* **Goal of the exercise**
Your task is to copy every line of the records below that contains "structured".

-------- The records --------

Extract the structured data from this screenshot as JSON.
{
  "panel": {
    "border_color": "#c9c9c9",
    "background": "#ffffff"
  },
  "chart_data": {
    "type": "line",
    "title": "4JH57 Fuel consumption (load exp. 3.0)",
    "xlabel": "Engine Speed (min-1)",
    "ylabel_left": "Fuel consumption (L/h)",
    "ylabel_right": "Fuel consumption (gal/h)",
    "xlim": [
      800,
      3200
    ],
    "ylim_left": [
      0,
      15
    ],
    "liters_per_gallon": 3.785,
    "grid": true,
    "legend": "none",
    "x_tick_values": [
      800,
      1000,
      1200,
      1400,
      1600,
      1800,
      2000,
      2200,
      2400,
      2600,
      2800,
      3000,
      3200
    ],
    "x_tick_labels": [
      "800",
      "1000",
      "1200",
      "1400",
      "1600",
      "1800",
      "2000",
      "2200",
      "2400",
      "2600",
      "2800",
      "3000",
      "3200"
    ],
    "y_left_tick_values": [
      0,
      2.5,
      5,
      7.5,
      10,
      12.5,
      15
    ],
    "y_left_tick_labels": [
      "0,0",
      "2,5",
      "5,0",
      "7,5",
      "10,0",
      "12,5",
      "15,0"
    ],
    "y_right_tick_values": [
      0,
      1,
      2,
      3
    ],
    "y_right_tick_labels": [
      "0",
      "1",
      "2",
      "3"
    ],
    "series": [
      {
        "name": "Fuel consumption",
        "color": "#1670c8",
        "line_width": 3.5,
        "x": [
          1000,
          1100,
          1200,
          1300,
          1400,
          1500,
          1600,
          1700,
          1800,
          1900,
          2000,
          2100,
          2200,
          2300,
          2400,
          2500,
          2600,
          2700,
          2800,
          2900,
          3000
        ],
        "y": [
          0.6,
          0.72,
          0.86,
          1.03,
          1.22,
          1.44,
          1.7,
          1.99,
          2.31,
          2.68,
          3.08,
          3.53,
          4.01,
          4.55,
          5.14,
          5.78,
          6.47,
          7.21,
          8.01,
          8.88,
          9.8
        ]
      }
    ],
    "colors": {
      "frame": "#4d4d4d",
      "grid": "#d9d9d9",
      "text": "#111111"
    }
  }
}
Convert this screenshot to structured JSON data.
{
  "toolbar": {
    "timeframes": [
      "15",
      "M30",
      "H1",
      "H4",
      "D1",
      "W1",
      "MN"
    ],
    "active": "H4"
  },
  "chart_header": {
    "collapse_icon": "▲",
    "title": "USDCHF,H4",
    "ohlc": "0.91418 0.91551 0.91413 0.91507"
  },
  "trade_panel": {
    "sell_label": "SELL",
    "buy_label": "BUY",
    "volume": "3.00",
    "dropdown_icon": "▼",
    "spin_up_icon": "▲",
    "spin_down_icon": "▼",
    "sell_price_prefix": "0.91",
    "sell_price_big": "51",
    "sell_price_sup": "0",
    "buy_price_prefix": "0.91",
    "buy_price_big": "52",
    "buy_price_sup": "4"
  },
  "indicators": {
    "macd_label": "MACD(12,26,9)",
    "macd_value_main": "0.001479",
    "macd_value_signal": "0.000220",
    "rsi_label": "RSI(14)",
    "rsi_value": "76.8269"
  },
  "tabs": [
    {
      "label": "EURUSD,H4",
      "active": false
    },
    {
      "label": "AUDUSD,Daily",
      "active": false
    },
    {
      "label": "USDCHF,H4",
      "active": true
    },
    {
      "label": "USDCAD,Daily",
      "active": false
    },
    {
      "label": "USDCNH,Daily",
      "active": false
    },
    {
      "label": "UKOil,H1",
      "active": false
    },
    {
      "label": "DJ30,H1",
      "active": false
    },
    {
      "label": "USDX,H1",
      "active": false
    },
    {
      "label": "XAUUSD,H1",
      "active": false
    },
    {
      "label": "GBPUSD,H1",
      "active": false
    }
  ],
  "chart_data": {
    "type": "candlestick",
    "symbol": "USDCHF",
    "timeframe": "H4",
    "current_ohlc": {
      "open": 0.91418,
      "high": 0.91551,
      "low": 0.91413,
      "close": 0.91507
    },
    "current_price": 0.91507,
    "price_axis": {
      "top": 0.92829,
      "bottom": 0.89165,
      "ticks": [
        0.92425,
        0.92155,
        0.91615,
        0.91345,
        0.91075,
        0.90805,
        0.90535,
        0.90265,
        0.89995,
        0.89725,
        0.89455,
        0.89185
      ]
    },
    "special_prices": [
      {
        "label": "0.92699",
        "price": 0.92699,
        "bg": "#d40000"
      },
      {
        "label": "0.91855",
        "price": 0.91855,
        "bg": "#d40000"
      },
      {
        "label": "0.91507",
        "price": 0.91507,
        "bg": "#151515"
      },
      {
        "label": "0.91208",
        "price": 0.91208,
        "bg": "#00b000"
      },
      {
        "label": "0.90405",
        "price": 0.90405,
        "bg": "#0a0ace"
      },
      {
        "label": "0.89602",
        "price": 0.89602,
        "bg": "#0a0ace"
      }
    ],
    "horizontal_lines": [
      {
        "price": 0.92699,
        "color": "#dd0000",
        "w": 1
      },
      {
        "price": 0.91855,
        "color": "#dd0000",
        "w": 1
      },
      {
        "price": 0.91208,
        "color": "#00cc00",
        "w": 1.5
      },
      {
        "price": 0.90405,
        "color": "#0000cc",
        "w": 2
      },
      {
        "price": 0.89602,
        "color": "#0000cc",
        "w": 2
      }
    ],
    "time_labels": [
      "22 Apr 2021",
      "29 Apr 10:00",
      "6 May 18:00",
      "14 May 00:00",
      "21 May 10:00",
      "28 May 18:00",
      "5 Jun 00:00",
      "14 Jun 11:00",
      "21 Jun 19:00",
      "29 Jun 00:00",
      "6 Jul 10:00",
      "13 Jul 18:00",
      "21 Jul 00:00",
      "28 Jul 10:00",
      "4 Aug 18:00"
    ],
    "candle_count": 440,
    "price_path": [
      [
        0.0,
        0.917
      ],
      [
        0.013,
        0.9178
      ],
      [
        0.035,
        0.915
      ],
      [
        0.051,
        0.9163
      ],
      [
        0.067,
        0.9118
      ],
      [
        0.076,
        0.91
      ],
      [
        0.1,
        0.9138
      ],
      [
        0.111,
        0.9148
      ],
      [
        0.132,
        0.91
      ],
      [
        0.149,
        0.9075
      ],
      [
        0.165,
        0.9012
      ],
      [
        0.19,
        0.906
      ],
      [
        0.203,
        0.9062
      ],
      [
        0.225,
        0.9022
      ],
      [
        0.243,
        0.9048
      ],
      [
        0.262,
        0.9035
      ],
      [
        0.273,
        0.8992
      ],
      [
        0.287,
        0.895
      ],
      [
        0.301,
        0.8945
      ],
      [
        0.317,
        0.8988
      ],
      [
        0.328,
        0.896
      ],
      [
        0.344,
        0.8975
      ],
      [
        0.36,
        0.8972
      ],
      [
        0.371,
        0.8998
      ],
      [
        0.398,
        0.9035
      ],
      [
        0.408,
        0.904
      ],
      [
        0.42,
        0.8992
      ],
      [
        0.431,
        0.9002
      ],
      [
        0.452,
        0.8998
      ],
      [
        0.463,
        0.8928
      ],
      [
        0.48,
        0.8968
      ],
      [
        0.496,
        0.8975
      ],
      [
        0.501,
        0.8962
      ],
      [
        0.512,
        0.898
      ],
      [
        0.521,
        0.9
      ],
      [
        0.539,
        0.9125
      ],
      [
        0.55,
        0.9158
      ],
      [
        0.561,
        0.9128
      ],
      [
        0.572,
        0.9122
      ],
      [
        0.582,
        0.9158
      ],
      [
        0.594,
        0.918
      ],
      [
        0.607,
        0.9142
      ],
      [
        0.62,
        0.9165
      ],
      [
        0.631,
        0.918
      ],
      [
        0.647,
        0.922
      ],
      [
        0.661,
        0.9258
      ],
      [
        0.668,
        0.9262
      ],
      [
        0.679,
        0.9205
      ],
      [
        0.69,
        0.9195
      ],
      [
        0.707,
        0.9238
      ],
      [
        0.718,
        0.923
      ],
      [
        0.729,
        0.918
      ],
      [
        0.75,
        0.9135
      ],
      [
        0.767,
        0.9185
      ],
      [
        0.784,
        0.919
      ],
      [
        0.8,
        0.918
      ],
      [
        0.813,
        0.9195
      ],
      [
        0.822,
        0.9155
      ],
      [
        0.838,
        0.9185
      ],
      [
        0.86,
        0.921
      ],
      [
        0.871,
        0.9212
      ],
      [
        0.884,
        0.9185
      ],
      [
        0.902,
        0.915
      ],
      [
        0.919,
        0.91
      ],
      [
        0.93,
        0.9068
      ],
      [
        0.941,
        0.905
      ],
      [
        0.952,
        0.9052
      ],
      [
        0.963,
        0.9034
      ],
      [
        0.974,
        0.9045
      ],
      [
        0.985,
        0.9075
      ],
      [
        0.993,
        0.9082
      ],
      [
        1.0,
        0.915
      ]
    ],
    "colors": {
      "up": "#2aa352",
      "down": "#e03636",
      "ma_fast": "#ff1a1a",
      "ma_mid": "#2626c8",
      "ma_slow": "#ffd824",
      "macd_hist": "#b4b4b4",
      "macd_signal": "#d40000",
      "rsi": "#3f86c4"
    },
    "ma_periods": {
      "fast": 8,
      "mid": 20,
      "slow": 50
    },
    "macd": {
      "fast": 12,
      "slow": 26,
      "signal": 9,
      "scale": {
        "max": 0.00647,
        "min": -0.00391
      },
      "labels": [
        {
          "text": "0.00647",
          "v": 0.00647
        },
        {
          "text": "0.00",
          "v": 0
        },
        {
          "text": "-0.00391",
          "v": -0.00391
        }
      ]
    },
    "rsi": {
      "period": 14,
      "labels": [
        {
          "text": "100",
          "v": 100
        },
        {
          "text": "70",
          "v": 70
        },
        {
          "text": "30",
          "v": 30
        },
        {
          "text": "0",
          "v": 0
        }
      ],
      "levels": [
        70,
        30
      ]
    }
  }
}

--------

* **Result for this exercise**
Extract the structured data from this screenshot as JSON.
Convert this screenshot to structured JSON data.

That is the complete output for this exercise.